> _Given instruction_: Exactly reproduce the lines from the one containing "Read this page and output its text content." through the last line of the data, both ends included, leaving out pictures.

------------------------------------------------------------------------

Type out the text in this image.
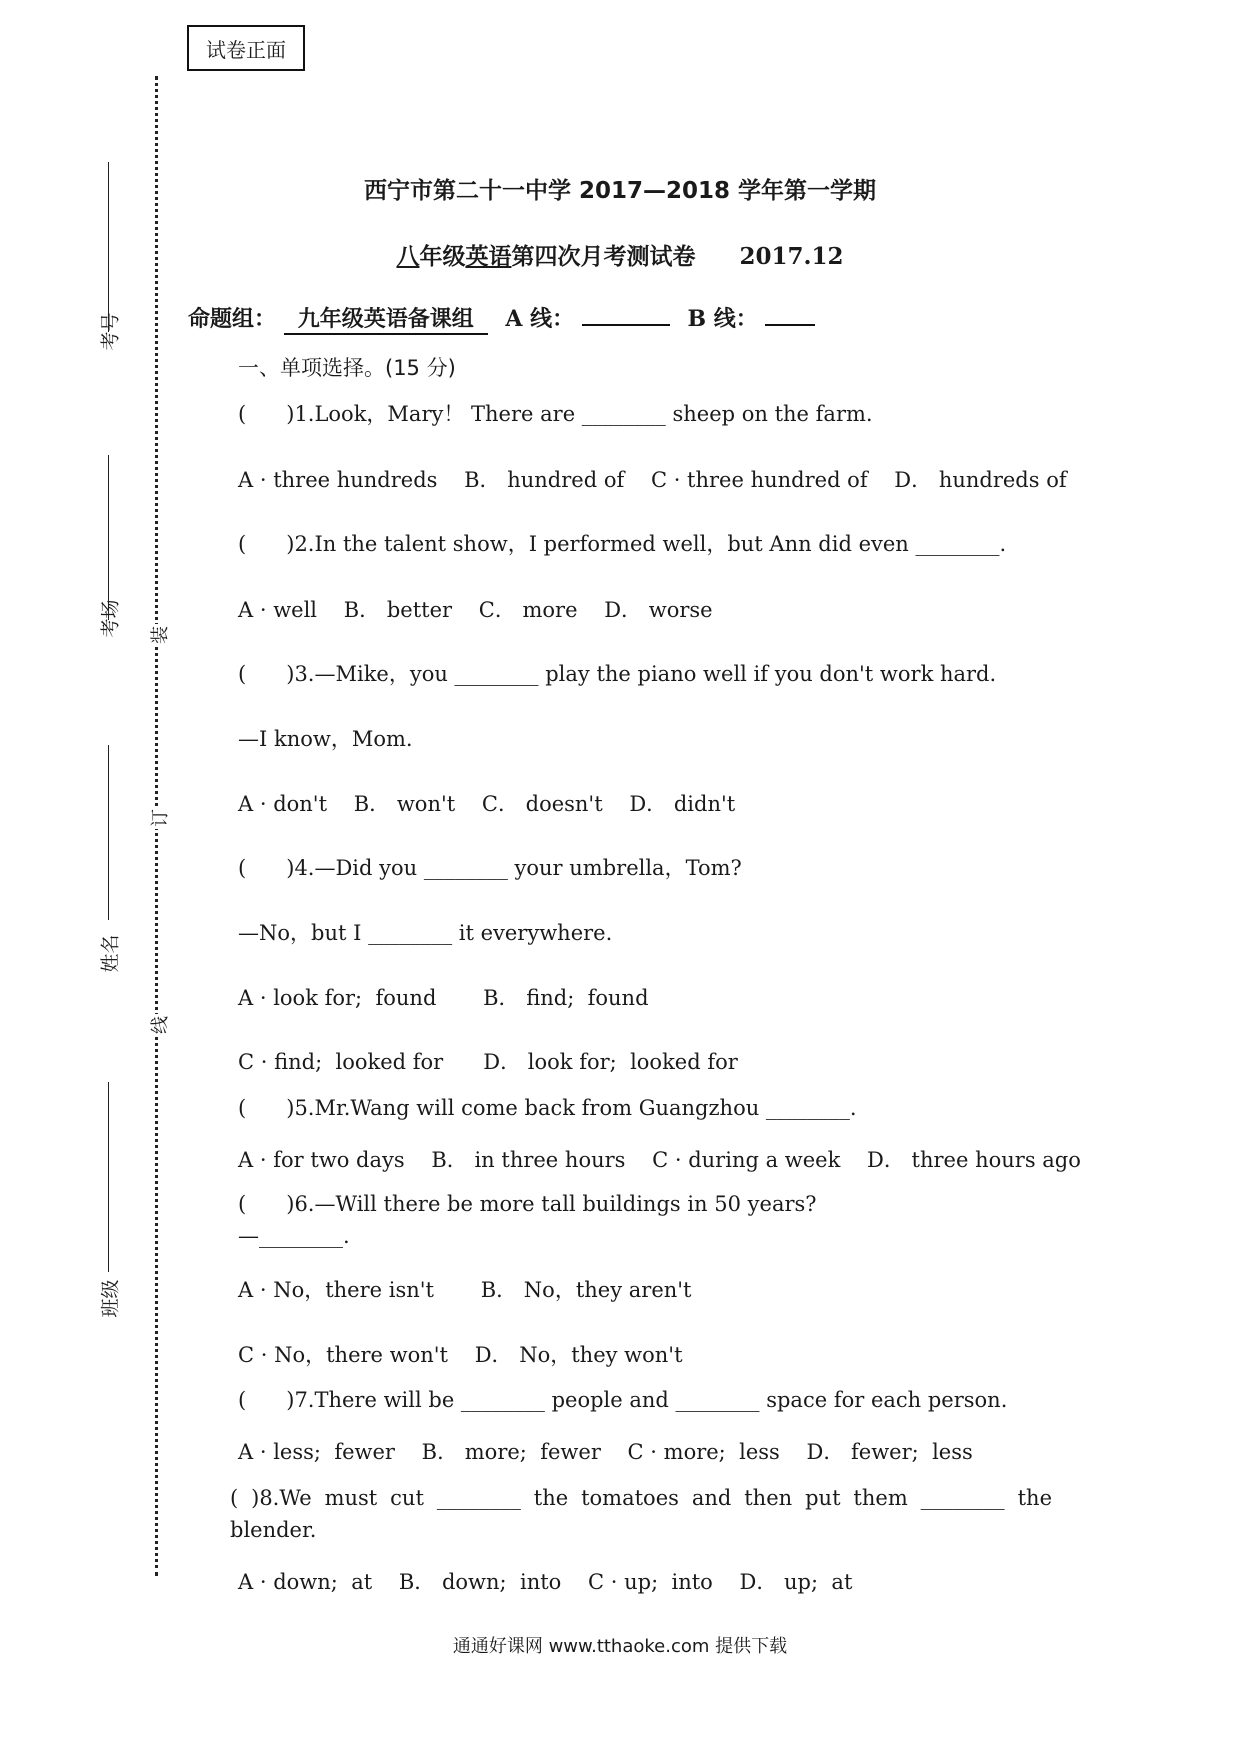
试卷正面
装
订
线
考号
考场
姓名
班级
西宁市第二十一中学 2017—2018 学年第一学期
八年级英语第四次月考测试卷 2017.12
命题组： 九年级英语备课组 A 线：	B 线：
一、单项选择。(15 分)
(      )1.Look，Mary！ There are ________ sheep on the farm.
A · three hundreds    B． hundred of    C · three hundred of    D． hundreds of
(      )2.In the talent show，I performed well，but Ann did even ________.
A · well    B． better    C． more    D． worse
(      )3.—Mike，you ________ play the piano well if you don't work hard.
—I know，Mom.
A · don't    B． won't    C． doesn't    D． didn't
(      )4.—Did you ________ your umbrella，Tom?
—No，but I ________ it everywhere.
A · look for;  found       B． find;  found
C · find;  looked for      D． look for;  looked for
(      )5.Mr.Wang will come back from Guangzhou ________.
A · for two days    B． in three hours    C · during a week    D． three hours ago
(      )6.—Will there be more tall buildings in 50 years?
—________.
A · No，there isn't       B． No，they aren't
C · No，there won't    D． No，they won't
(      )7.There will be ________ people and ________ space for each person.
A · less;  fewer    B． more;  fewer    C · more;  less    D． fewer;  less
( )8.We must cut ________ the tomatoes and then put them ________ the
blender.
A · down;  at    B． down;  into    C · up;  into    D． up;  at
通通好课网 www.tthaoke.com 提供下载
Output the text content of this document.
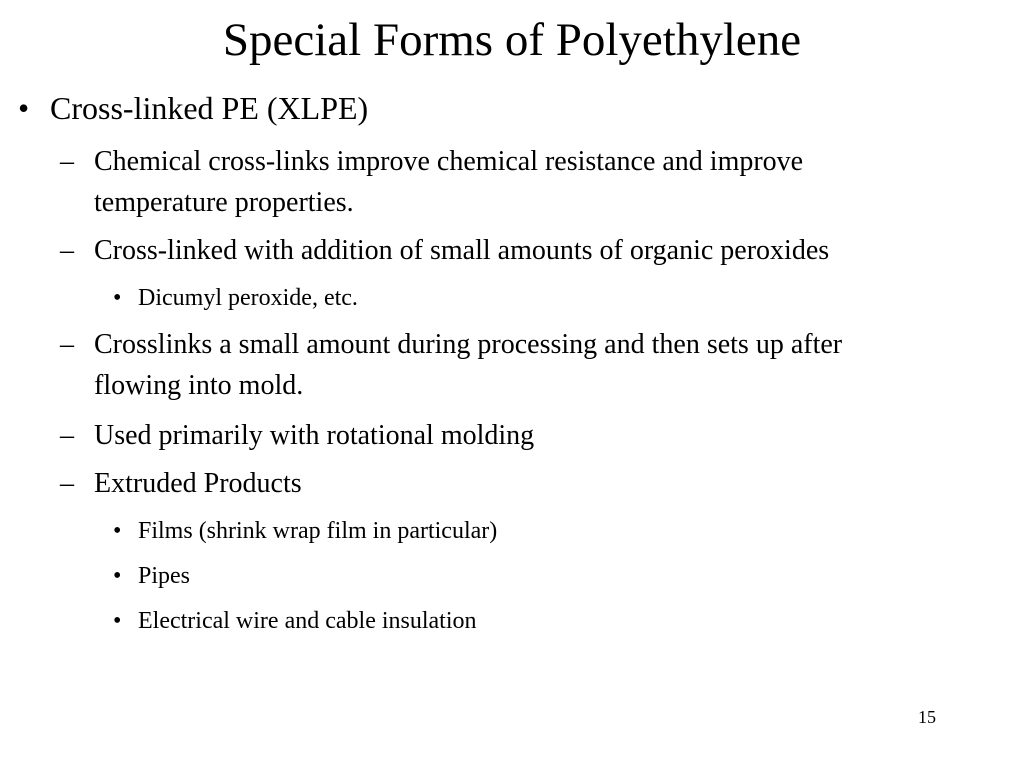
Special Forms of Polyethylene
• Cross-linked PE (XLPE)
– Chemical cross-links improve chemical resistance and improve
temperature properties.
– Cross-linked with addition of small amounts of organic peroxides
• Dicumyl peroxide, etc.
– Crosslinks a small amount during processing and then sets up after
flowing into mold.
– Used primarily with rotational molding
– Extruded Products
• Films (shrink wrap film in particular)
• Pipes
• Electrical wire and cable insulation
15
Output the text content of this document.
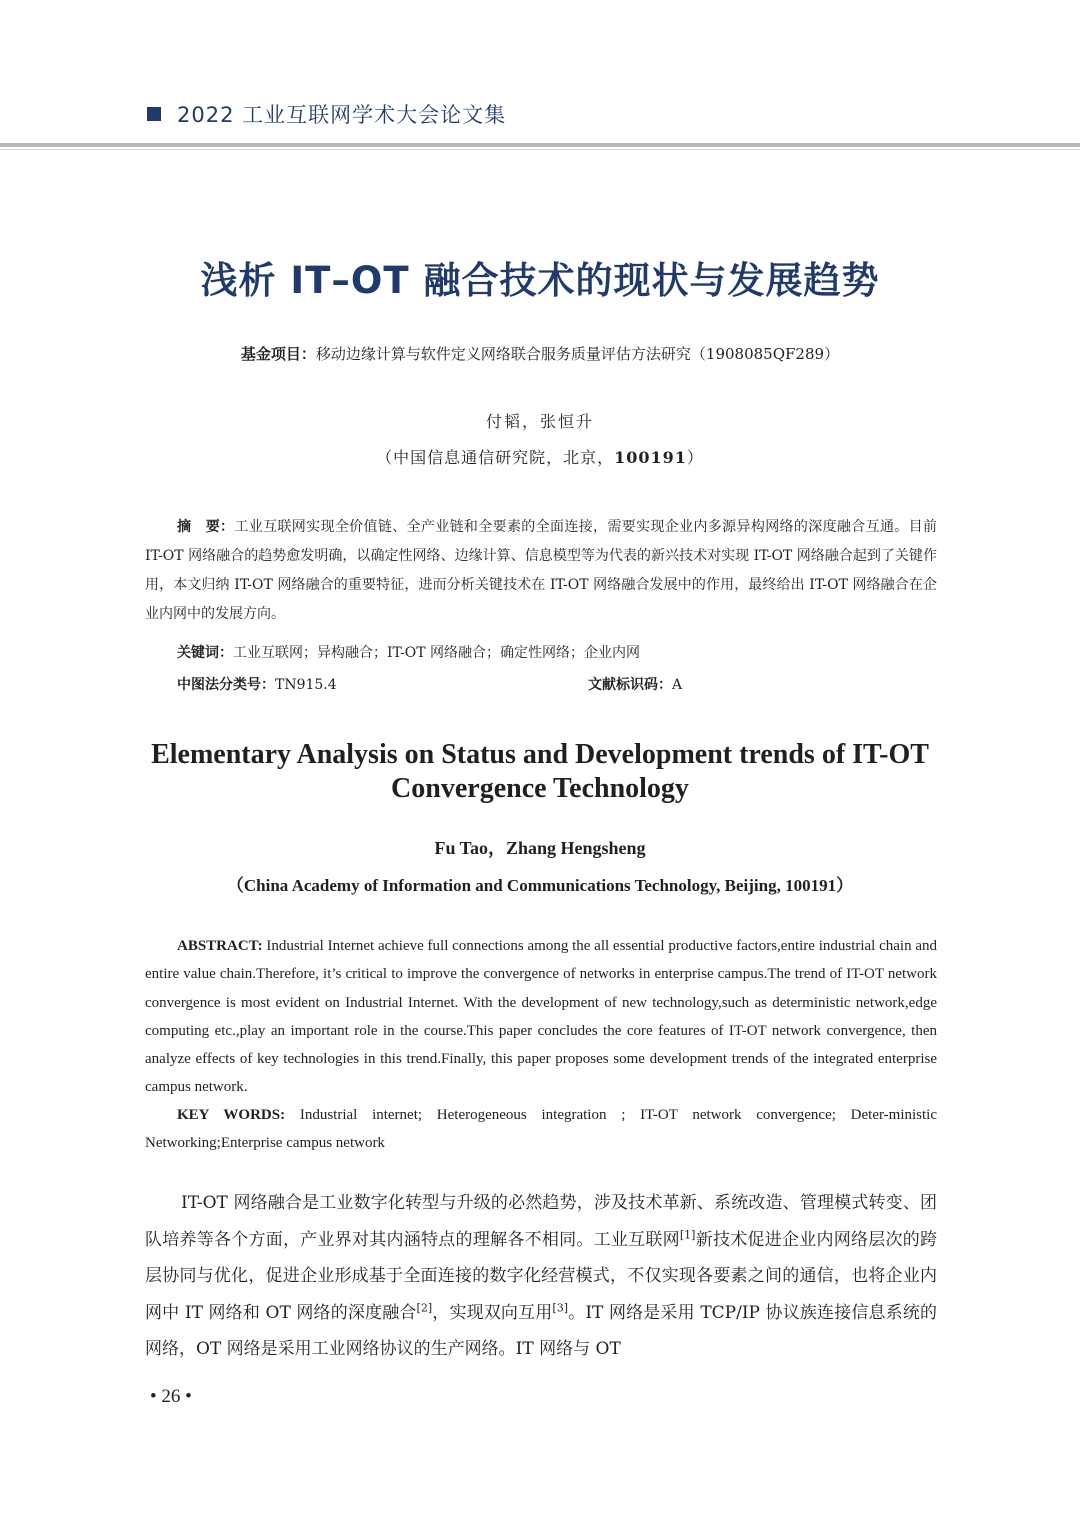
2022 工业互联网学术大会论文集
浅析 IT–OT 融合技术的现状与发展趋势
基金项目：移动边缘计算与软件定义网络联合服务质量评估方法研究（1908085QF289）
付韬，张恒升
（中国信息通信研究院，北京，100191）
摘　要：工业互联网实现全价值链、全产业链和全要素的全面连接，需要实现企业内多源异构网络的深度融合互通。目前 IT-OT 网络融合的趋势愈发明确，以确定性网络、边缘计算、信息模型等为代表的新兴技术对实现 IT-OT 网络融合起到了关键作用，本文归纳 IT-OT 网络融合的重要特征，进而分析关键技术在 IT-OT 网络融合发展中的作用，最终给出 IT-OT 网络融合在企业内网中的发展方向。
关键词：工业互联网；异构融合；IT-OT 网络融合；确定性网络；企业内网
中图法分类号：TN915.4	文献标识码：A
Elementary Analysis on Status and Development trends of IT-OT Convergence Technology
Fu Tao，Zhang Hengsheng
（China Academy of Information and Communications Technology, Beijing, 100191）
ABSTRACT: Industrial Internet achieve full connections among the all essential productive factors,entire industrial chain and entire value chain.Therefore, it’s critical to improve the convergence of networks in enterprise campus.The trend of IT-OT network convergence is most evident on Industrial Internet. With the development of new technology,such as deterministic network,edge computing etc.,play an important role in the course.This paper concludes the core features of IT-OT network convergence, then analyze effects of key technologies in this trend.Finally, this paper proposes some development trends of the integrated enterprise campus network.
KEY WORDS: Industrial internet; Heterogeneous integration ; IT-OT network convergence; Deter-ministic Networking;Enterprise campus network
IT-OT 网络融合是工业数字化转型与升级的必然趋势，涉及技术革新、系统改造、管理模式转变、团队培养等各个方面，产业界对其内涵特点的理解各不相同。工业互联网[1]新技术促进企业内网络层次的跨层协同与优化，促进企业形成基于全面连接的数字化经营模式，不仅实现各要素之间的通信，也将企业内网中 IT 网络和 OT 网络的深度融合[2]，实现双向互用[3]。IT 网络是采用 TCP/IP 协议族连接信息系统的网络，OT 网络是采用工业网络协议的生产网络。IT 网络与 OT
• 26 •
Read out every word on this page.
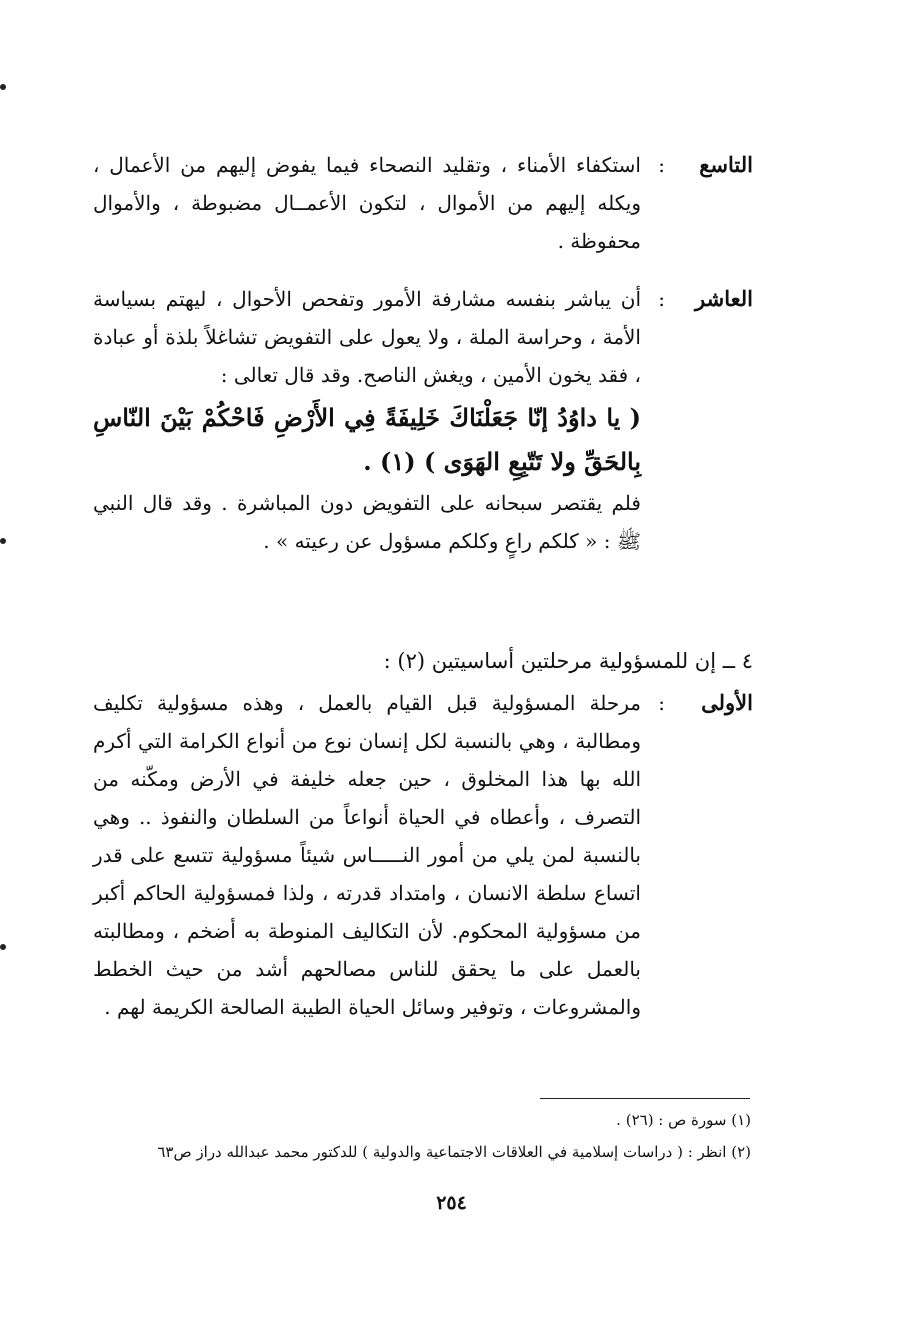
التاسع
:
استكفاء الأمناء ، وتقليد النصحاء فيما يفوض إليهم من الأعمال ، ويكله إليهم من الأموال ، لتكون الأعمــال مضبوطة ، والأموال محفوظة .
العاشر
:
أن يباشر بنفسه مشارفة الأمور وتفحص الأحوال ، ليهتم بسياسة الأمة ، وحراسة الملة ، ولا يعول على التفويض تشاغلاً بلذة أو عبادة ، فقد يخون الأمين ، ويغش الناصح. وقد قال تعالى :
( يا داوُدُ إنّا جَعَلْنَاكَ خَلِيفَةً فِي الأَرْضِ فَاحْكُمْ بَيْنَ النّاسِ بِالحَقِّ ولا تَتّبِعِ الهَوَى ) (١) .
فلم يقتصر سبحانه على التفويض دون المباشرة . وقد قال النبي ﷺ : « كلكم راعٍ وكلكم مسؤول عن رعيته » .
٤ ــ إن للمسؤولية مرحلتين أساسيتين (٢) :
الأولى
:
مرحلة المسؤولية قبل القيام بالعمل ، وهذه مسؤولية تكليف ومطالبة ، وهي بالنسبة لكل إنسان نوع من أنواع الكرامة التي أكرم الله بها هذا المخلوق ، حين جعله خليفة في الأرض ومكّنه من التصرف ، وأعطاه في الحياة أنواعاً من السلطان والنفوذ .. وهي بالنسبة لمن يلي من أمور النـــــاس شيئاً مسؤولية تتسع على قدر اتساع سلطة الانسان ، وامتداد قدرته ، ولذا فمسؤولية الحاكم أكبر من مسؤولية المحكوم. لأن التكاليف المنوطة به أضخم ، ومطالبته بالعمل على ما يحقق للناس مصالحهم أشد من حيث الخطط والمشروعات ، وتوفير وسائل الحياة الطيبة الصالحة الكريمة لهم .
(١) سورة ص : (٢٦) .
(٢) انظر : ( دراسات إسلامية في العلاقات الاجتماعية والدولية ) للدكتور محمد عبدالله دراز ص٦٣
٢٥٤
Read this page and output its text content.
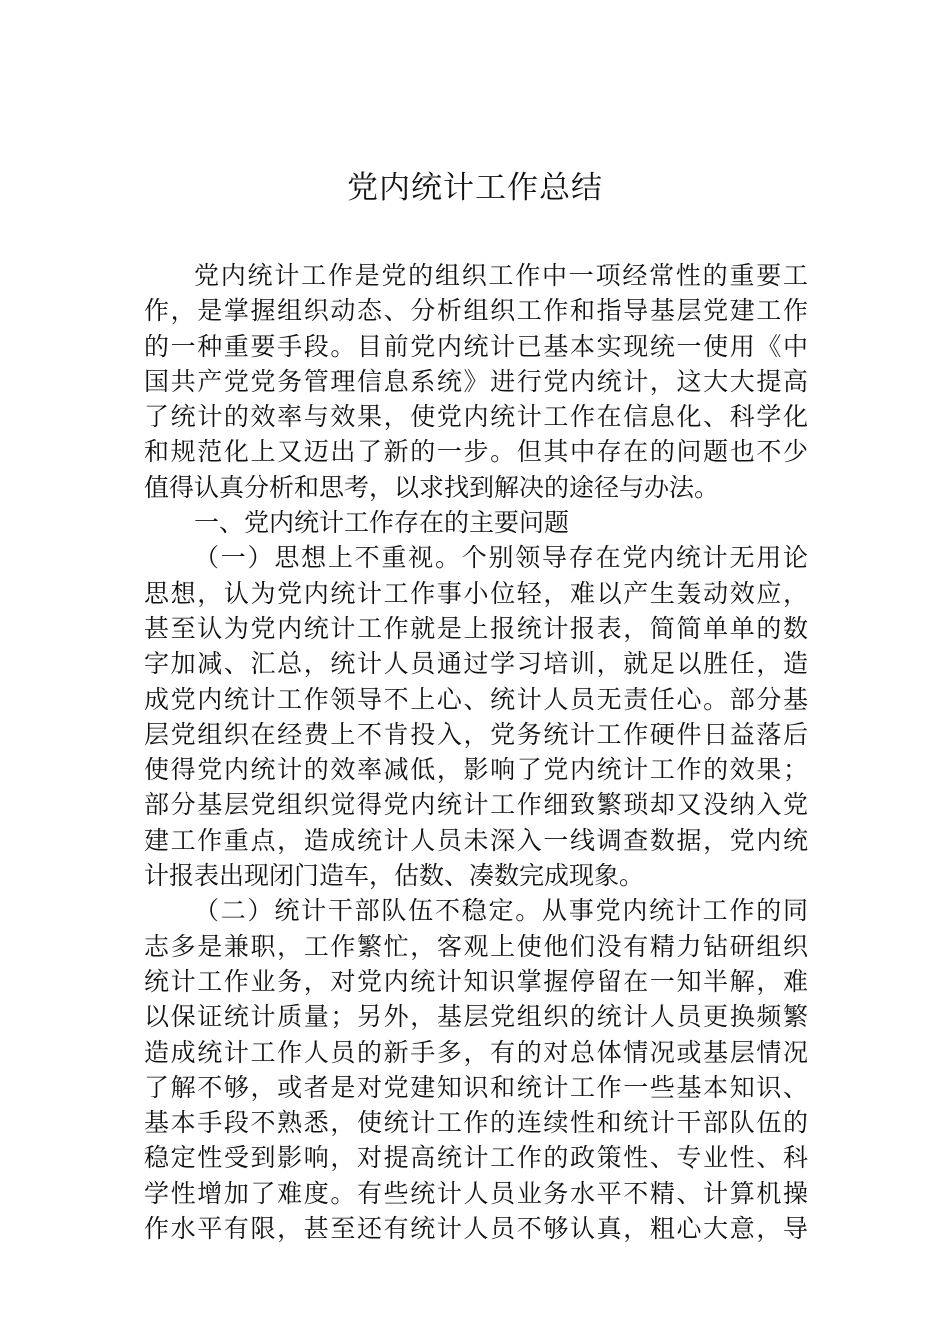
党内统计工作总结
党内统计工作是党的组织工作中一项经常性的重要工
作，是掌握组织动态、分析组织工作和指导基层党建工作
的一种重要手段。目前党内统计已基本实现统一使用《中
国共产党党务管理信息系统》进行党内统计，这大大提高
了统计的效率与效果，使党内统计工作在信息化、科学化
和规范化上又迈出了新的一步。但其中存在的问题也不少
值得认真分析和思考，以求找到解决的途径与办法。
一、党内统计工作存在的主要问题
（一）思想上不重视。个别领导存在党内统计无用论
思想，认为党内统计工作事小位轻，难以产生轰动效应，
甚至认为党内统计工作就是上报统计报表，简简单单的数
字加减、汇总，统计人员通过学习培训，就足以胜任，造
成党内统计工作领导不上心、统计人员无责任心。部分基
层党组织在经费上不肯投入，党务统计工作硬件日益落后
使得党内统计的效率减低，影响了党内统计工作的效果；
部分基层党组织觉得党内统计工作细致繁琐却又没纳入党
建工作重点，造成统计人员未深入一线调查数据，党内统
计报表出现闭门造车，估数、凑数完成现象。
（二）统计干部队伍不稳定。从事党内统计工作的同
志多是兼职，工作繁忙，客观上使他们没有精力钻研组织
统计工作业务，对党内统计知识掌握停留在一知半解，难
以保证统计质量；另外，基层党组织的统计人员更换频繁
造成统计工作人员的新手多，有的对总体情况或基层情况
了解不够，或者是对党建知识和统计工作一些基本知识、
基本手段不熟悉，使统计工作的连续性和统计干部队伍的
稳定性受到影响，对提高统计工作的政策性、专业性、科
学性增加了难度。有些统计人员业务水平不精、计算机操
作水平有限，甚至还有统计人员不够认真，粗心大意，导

------------------------------------------------------------------------

> _Answer_:
Read this page and output its text content.
党内统计工作总结
党内统计工作是党的组织工作中一项经常性的重要工
作，是掌握组织动态、分析组织工作和指导基层党建工作
的一种重要手段。目前党内统计已基本实现统一使用《中
国共产党党务管理信息系统》进行党内统计，这大大提高
了统计的效率与效果，使党内统计工作在信息化、科学化
和规范化上又迈出了新的一步。但其中存在的问题也不少
值得认真分析和思考，以求找到解决的途径与办法。
一、党内统计工作存在的主要问题
（一）思想上不重视。个别领导存在党内统计无用论
思想，认为党内统计工作事小位轻，难以产生轰动效应，
甚至认为党内统计工作就是上报统计报表，简简单单的数
字加减、汇总，统计人员通过学习培训，就足以胜任，造
成党内统计工作领导不上心、统计人员无责任心。部分基
层党组织在经费上不肯投入，党务统计工作硬件日益落后
使得党内统计的效率减低，影响了党内统计工作的效果；
部分基层党组织觉得党内统计工作细致繁琐却又没纳入党
建工作重点，造成统计人员未深入一线调查数据，党内统
计报表出现闭门造车，估数、凑数完成现象。
（二）统计干部队伍不稳定。从事党内统计工作的同
志多是兼职，工作繁忙，客观上使他们没有精力钻研组织
统计工作业务，对党内统计知识掌握停留在一知半解，难
以保证统计质量；另外，基层党组织的统计人员更换频繁
造成统计工作人员的新手多，有的对总体情况或基层情况
了解不够，或者是对党建知识和统计工作一些基本知识、
基本手段不熟悉，使统计工作的连续性和统计干部队伍的
稳定性受到影响，对提高统计工作的政策性、专业性、科
学性增加了难度。有些统计人员业务水平不精、计算机操
作水平有限，甚至还有统计人员不够认真，粗心大意，导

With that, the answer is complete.